QUESTIONS ON THE MATERIAL:
1/ Answer these questions from the Bethune-Baker biography, one line each:
(a) In which city was he born?
(b) Which family of butterflies did he especially study?
(c) Which two institutions hold his collection?
2/ List every geographic region named in the titles of the works in the Bethune-Baker biography.
3/ Write the next part of the Bethune-Baker biography, following on from its last line.

DOCUMENT EXTRACT:
*** Block opens ***
English entomologist (1857–1944)

George Thomas Bethune-Baker (20 July 1857, in Birmingham – 1 December 1944, in Eastbourne) was an English entomologist who specialised in Lepidoptera, especially those in the family Lycaenidae of butterflies.

His collection is partly in the Museum of Zoology Cambridge University and partly in the Natural History Museum, London.

==Works==
Partial list.
See Wikispecies (below) for fuller list.
- Bethune-Baker, G. T. 1903 On new Species of Lycaenidae from West Africa Annals and Magazine of Natural History (7) 12 : 324–334
- Bethune-Baker, G. T. 1908 Descriptions of new species of butterflies of the division Rhopalocera from Africa and from New Guinea. Proceedings of the Zoological Society of London 1908:110–126.
*** Block closes ***
DATA TO EXAMINE:
*** Block opens ***
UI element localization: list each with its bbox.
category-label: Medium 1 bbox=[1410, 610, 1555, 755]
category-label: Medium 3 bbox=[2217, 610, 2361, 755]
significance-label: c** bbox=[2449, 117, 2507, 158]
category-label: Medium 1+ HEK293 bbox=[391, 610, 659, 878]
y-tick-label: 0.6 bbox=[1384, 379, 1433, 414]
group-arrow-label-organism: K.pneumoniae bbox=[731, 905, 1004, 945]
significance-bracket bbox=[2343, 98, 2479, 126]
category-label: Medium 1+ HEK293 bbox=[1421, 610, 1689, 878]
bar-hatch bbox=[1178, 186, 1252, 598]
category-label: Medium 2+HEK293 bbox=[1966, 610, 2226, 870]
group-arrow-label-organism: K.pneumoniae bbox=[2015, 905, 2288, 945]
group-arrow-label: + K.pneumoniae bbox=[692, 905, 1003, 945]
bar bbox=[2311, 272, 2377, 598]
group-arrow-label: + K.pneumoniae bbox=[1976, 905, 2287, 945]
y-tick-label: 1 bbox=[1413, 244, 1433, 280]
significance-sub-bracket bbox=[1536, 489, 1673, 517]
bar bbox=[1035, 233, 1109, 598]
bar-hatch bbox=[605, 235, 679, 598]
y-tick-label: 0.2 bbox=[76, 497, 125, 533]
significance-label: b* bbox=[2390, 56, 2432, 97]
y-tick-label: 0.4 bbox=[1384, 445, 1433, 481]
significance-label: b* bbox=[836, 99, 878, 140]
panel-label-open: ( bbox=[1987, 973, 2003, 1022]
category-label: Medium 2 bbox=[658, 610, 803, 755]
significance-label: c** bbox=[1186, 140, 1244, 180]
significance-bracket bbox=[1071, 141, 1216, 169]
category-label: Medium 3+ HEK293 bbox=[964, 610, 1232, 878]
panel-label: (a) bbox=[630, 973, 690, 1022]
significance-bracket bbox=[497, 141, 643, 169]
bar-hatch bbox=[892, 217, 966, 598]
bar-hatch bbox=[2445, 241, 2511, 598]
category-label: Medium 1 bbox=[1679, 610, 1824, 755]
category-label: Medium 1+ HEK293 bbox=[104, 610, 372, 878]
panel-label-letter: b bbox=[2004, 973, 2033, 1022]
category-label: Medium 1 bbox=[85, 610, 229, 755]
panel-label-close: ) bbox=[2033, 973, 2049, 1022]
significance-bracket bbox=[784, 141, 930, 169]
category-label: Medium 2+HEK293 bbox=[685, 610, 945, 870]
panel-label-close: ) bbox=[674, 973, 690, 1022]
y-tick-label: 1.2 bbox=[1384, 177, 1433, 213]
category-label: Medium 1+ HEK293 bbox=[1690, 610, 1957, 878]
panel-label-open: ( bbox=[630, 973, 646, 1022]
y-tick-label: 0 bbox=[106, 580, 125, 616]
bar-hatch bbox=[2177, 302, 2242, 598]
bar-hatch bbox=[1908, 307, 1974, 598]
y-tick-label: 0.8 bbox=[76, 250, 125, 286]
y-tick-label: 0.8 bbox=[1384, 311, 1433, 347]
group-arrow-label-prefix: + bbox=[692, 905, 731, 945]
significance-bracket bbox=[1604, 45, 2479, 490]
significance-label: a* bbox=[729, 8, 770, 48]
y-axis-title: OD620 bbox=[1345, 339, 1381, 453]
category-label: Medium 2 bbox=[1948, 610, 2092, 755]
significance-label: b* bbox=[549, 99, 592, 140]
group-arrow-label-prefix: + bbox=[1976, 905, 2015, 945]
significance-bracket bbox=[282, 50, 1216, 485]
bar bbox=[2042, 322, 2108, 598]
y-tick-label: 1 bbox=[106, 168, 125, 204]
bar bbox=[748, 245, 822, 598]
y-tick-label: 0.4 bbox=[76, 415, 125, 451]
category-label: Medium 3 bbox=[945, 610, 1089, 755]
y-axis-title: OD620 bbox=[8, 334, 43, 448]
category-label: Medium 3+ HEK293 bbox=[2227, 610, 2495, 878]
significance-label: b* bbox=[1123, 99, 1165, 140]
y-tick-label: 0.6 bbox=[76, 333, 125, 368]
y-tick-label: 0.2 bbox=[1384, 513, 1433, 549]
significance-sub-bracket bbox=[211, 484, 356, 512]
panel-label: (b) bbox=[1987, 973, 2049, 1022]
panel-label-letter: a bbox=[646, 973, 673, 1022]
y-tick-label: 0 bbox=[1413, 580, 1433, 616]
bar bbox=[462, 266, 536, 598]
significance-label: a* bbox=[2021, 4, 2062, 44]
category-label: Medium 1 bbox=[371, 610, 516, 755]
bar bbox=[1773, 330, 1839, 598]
*** Block closes ***
ANSWERS PER TASK:
1/
(a) Birmingham
(b) Lycaenidae
(c) The Museum of Zoology Cambridge University and the Natural History Museum, London

2/ West Africa, Africa, New Guinea

3/
- Bethune-Baker, G. T. 1908 Descriptions of new Rhopalocera from the Upper Congo. Annals and Magazine of Natural History (8)469–482.
- Bethune-Baker, G. T. 1910 A revision of the African species of Lycaenesthes group of the Lycaenidae Trans. ent. Soc. Lond. 1910 : 1–84, pl. 1–13.
- Bethune-Baker, G. T. 1923 A monograph of the genus Catochrysops Boisduval (Auctorum). Transactions of the Entomological Society of London 1922:275–366. online

Bethune-Baker was a fellow of the Royal Entomological Society and president 1913–1914.